▸ **EXERCISE INSTRUCTIONS**
Tell how many lines contain the word "name". Reply with the number only.
>> BEGIN DATASET RECORDS
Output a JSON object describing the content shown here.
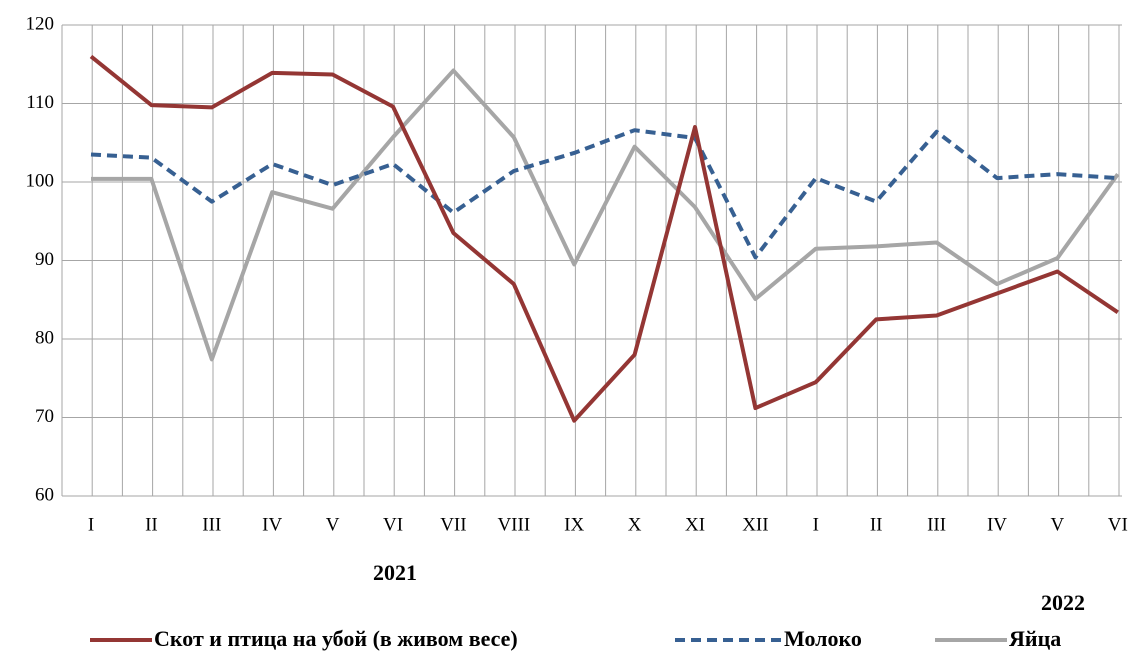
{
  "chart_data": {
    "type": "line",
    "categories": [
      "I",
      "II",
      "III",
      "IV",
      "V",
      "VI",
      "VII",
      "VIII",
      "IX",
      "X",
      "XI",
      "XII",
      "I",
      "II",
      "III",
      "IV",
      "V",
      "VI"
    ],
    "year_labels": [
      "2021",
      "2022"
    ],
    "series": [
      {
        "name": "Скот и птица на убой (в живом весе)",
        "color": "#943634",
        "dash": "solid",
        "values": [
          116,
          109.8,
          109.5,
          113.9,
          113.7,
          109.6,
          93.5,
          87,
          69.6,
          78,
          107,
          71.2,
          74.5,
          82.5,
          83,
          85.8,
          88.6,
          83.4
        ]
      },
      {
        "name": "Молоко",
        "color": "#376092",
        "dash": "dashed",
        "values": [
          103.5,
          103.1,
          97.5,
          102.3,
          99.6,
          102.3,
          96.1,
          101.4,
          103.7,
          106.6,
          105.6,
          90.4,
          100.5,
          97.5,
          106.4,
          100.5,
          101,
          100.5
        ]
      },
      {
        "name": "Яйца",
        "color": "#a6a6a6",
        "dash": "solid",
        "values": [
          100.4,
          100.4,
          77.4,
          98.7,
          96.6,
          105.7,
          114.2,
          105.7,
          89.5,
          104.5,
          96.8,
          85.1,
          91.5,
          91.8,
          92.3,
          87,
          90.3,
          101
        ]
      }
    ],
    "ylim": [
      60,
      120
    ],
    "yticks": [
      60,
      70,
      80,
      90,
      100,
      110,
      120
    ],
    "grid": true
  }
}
>> END DATASET RECORDS
>> BEGIN DATASET RECORDS
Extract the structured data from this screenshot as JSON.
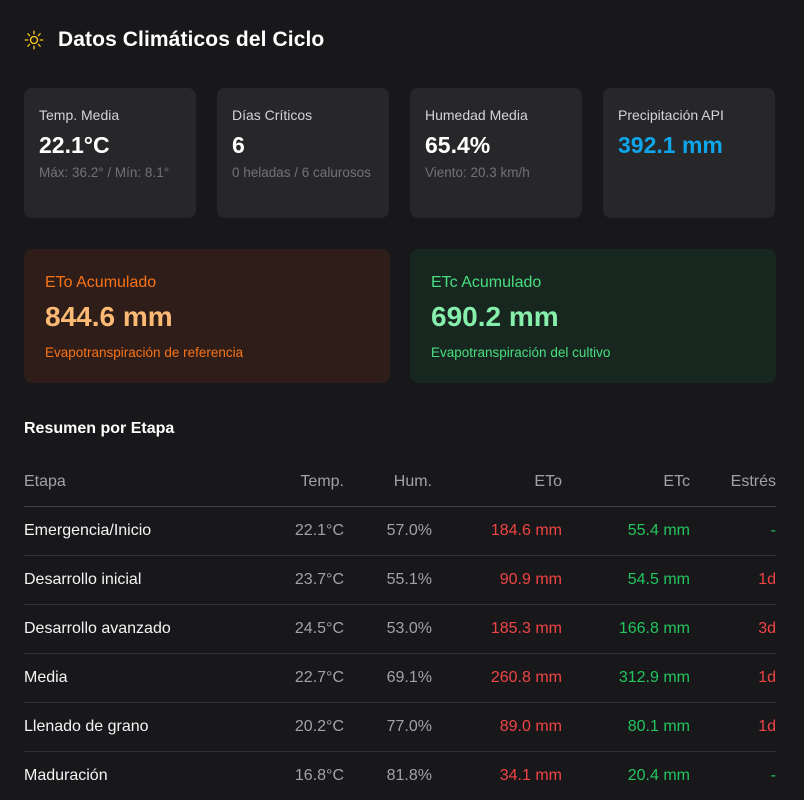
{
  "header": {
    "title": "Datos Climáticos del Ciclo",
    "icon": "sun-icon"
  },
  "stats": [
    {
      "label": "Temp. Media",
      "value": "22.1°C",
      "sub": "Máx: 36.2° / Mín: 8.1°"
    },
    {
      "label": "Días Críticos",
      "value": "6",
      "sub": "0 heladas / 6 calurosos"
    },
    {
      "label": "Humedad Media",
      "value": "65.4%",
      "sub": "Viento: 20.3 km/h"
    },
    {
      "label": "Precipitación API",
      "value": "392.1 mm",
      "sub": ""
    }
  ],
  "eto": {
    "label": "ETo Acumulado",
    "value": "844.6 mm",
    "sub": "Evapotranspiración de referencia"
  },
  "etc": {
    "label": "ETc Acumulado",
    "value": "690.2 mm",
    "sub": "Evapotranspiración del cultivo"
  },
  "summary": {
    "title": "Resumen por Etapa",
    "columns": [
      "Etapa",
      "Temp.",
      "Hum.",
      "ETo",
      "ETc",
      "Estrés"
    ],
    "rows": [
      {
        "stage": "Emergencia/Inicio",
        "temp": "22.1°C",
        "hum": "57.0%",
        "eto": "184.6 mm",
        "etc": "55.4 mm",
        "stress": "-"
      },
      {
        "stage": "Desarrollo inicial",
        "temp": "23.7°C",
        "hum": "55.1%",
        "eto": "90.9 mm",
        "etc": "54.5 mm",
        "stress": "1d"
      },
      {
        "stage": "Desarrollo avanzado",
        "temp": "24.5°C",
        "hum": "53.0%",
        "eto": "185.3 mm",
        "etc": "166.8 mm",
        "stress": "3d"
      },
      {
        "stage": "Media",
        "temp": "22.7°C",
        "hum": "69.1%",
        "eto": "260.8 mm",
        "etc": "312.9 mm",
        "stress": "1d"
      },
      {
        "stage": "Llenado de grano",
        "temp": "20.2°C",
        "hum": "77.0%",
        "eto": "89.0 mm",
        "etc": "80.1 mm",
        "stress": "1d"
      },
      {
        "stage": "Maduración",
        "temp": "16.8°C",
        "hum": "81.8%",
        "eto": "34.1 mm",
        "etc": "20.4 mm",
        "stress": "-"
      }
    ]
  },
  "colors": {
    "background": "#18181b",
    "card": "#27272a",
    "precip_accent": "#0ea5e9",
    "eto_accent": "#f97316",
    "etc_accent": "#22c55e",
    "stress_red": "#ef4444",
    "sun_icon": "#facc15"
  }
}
>> END DATASET RECORDS
>> BEGIN DATASET RECORDS
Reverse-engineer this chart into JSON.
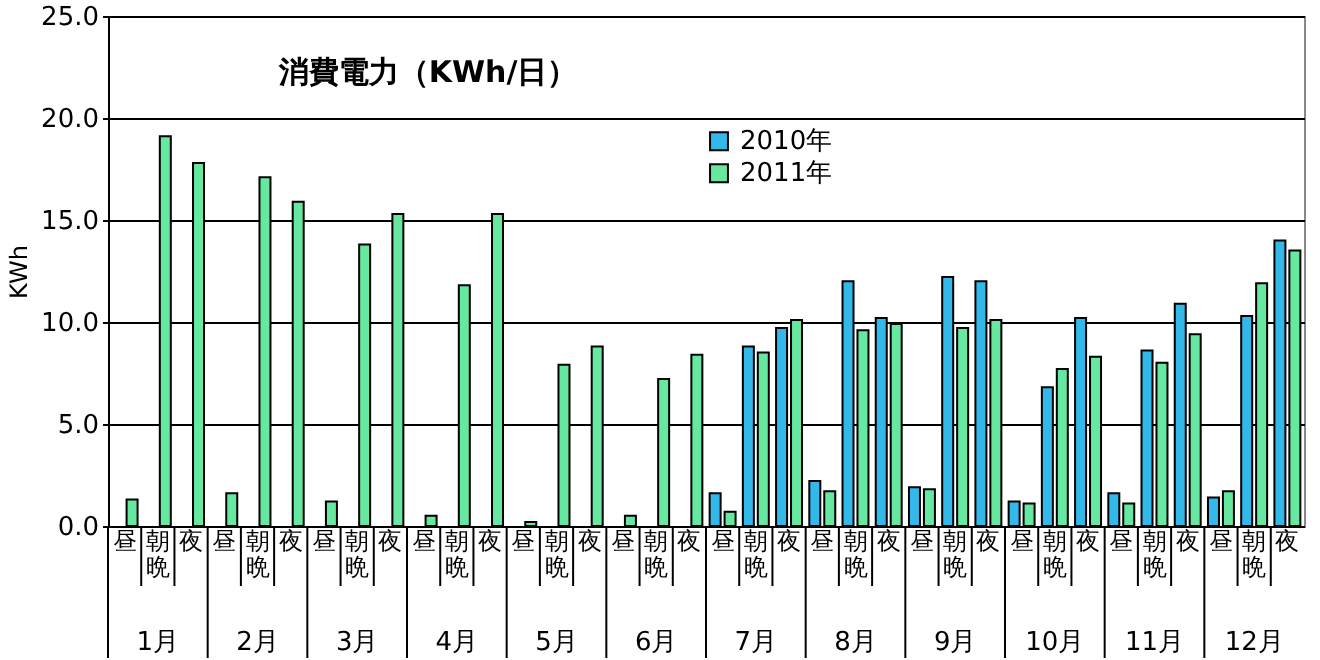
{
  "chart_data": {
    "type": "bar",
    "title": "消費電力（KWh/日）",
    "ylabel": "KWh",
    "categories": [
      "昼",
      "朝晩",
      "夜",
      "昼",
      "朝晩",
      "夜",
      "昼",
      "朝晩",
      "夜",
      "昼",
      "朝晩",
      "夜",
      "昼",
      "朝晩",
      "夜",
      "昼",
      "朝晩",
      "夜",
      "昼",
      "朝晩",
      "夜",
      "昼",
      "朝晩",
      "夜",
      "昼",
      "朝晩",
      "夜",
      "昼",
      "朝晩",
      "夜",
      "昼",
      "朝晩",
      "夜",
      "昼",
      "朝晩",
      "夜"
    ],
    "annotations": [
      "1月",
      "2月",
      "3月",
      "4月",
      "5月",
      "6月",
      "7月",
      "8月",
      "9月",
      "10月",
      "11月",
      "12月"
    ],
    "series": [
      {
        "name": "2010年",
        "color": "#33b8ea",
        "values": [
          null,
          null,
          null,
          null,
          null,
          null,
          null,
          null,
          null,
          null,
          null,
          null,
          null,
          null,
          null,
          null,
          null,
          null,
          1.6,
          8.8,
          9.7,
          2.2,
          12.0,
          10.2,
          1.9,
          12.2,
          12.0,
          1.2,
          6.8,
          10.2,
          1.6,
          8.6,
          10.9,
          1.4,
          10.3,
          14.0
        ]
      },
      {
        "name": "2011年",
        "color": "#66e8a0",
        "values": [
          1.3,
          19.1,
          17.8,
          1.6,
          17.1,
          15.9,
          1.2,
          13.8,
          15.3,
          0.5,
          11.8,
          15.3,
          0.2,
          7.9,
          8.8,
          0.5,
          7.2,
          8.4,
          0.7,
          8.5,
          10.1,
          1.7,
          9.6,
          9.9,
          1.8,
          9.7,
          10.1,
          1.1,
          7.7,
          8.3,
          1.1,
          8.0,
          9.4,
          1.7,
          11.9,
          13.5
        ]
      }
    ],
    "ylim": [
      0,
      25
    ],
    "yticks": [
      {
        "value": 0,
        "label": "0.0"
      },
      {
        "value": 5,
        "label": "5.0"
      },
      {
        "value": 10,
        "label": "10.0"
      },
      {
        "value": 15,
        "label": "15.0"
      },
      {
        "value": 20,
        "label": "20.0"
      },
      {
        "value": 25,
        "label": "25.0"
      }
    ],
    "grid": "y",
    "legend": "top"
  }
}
>> END DATASET RECORDS
▸ **OUTPUT FOR THIS EXERCISE**
5